What you have to do:
Pictures aside, quote the whole listing exactly.

==== Data section

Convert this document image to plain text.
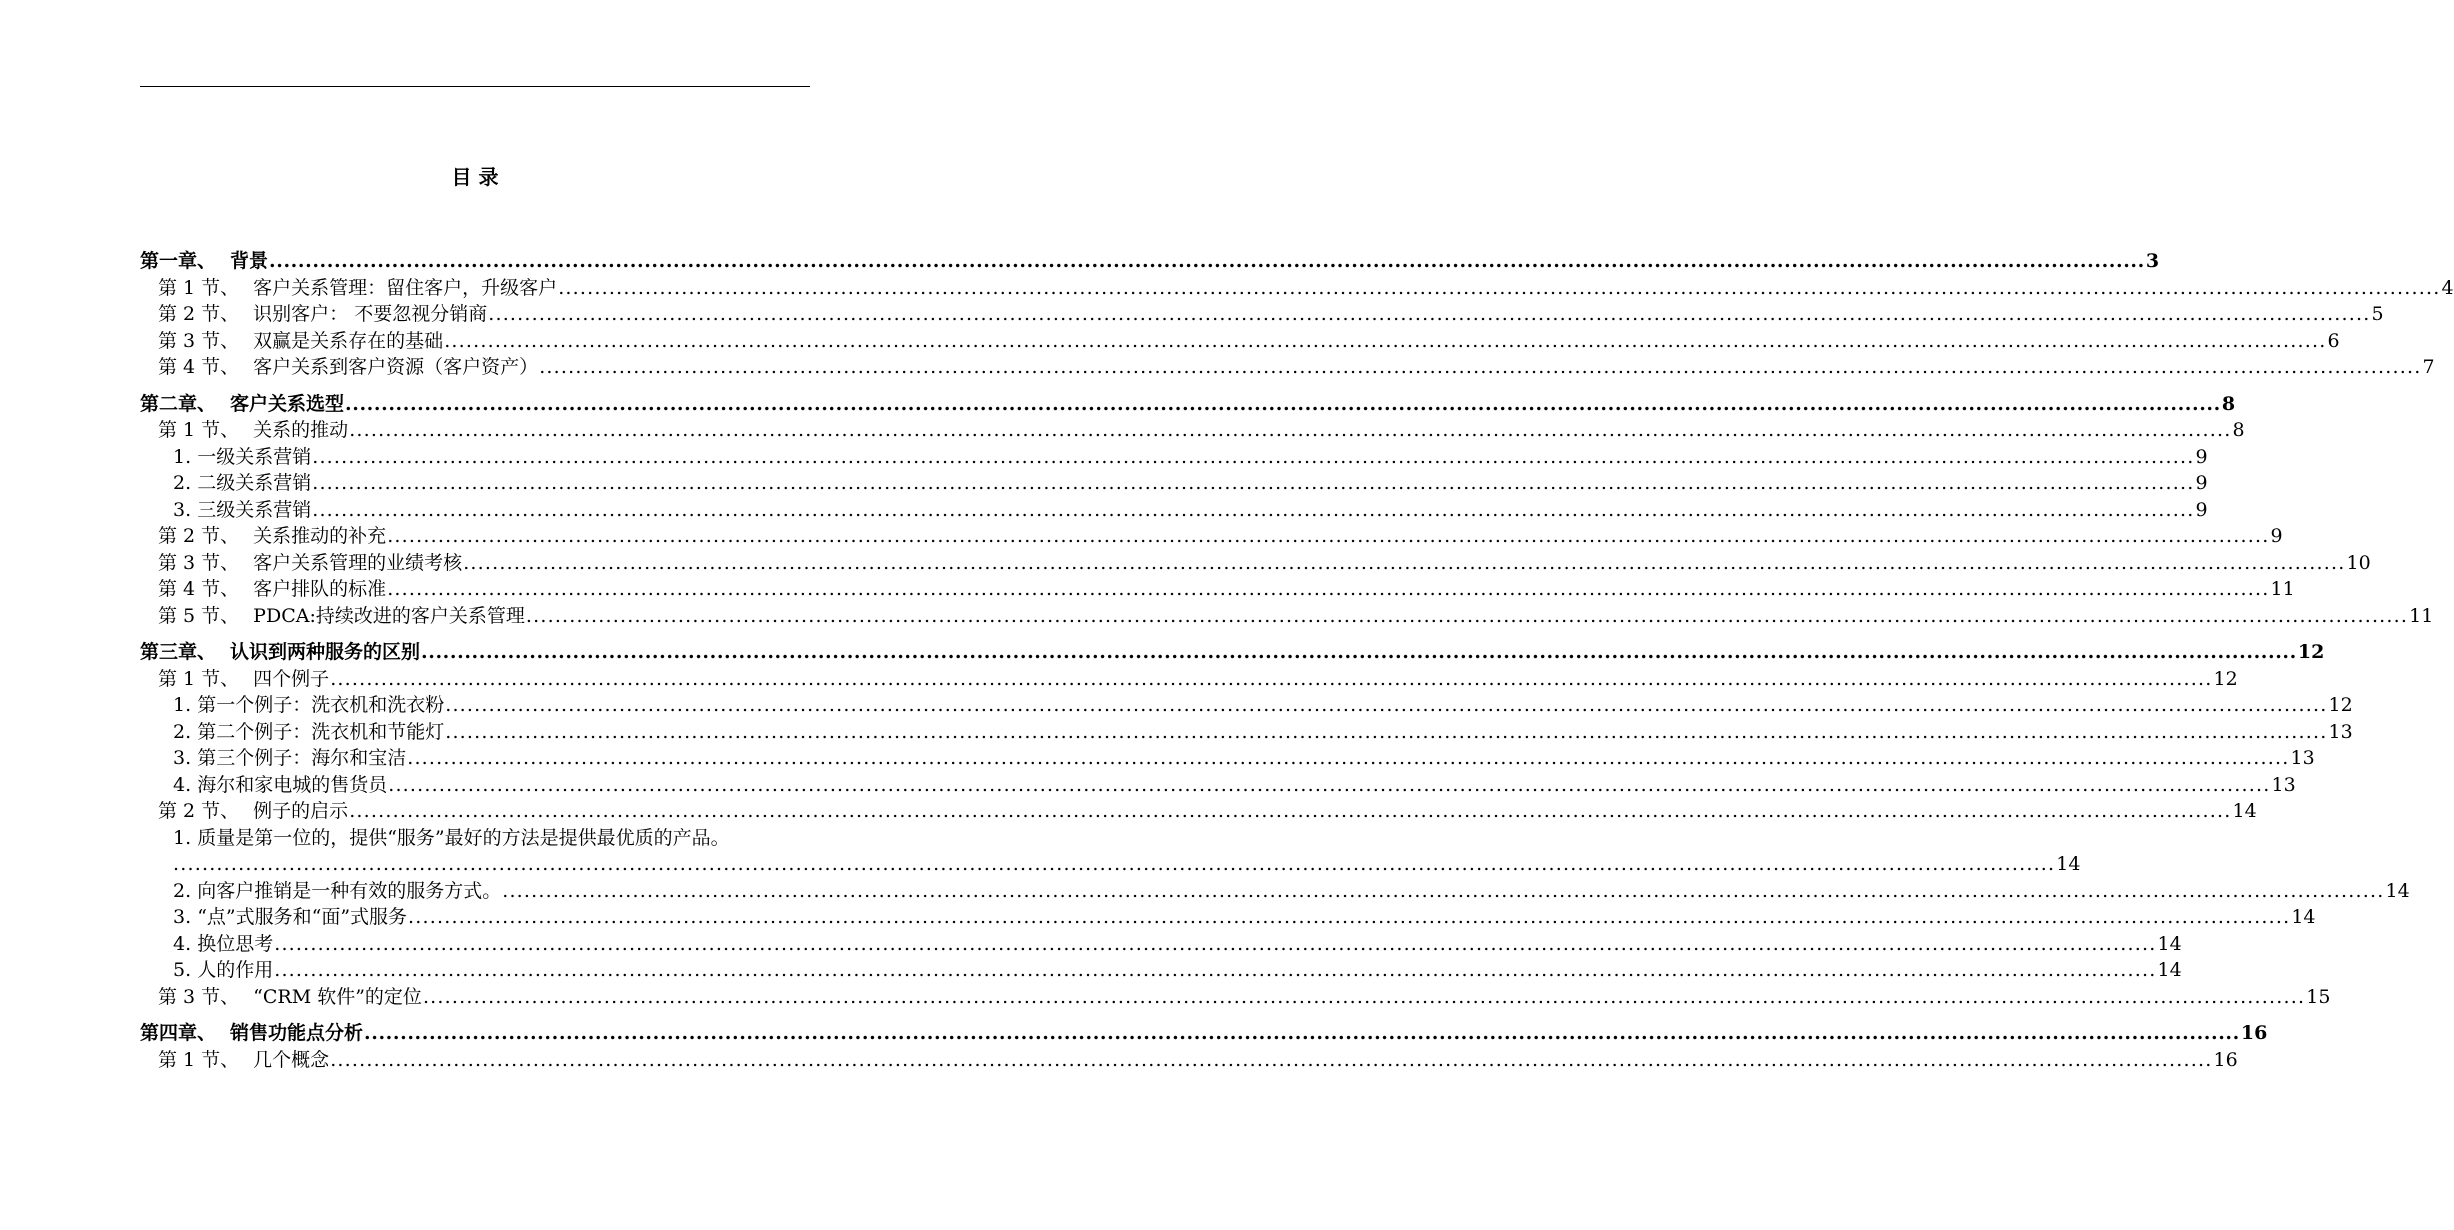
目 录
第一章、 背景 .................................................................................................................................................................................................................................................................... 3
第 1 节、 客户关系管理：留住客户，升级客户 .................................................................................................................................................................................................................................................................... 4
第 2 节、 识别客户： 不要忽视分销商 .................................................................................................................................................................................................................................................................... 5
第 3 节、 双赢是关系存在的基础 .................................................................................................................................................................................................................................................................... 6
第 4 节、 客户关系到客户资源（客户资产） .................................................................................................................................................................................................................................................................... 7
第二章、 客户关系选型 .................................................................................................................................................................................................................................................................... 8
第 1 节、 关系的推动 .................................................................................................................................................................................................................................................................... 8
1. 一级关系营销 .................................................................................................................................................................................................................................................................... 9
2. 二级关系营销 .................................................................................................................................................................................................................................................................... 9
3. 三级关系营销 .................................................................................................................................................................................................................................................................... 9
第 2 节、 关系推动的补充 .................................................................................................................................................................................................................................................................... 9
第 3 节、 客户关系管理的业绩考核 .................................................................................................................................................................................................................................................................... 10
第 4 节、 客户排队的标准 .................................................................................................................................................................................................................................................................... 11
第 5 节、 PDCA:持续改进的客户关系管理 .................................................................................................................................................................................................................................................................... 11
第三章、 认识到两种服务的区别 .................................................................................................................................................................................................................................................................... 12
第 1 节、 四个例子 .................................................................................................................................................................................................................................................................... 12
1. 第一个例子：洗衣机和洗衣粉 .................................................................................................................................................................................................................................................................... 12
2. 第二个例子：洗衣机和节能灯 .................................................................................................................................................................................................................................................................... 13
3. 第三个例子：海尔和宝洁 .................................................................................................................................................................................................................................................................... 13
4. 海尔和家电城的售货员 .................................................................................................................................................................................................................................................................... 13
第 2 节、 例子的启示 .................................................................................................................................................................................................................................................................... 14
1. 质量是第一位的，提供“服务”最好的方法是提供最优质的产品。
.................................................................................................................................................................................................................................................................... 14
2. 向客户推销是一种有效的服务方式。 .................................................................................................................................................................................................................................................................... 14
3. “点”式服务和“面”式服务 .................................................................................................................................................................................................................................................................... 14
4. 换位思考 .................................................................................................................................................................................................................................................................... 14
5. 人的作用 .................................................................................................................................................................................................................................................................... 14
第 3 节、 “CRM 软件”的定位 .................................................................................................................................................................................................................................................................... 15
第四章、 销售功能点分析 .................................................................................................................................................................................................................................................................... 16
第 1 节、 几个概念 .................................................................................................................................................................................................................................................................... 16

========

Exercise result:
Convert this document image to plain text.
目 录
第一章、 背景 .................................................................................................................................................................................................................................................................... 3
第 1 节、 客户关系管理：留住客户，升级客户 .................................................................................................................................................................................................................................................................... 4
第 2 节、 识别客户： 不要忽视分销商 .................................................................................................................................................................................................................................................................... 5
第 3 节、 双赢是关系存在的基础 .................................................................................................................................................................................................................................................................... 6
第 4 节、 客户关系到客户资源（客户资产） .................................................................................................................................................................................................................................................................... 7
第二章、 客户关系选型 .................................................................................................................................................................................................................................................................... 8
第 1 节、 关系的推动 .................................................................................................................................................................................................................................................................... 8
1. 一级关系营销 .................................................................................................................................................................................................................................................................... 9
2. 二级关系营销 .................................................................................................................................................................................................................................................................... 9
3. 三级关系营销 .................................................................................................................................................................................................................................................................... 9
第 2 节、 关系推动的补充 .................................................................................................................................................................................................................................................................... 9
第 3 节、 客户关系管理的业绩考核 .................................................................................................................................................................................................................................................................... 10
第 4 节、 客户排队的标准 .................................................................................................................................................................................................................................................................... 11
第 5 节、 PDCA:持续改进的客户关系管理 .................................................................................................................................................................................................................................................................... 11
第三章、 认识到两种服务的区别 .................................................................................................................................................................................................................................................................... 12
第 1 节、 四个例子 .................................................................................................................................................................................................................................................................... 12
1. 第一个例子：洗衣机和洗衣粉 .................................................................................................................................................................................................................................................................... 12
2. 第二个例子：洗衣机和节能灯 .................................................................................................................................................................................................................................................................... 13
3. 第三个例子：海尔和宝洁 .................................................................................................................................................................................................................................................................... 13
4. 海尔和家电城的售货员 .................................................................................................................................................................................................................................................................... 13
第 2 节、 例子的启示 .................................................................................................................................................................................................................................................................... 14
1. 质量是第一位的，提供“服务”最好的方法是提供最优质的产品。
.................................................................................................................................................................................................................................................................... 14
2. 向客户推销是一种有效的服务方式。 .................................................................................................................................................................................................................................................................... 14
3. “点”式服务和“面”式服务 .................................................................................................................................................................................................................................................................... 14
4. 换位思考 .................................................................................................................................................................................................................................................................... 14
5. 人的作用 .................................................................................................................................................................................................................................................................... 14
第 3 节、 “CRM 软件”的定位 .................................................................................................................................................................................................................................................................... 15
第四章、 销售功能点分析 .................................................................................................................................................................................................................................................................... 16
第 1 节、 几个概念 .................................................................................................................................................................................................................................................................... 16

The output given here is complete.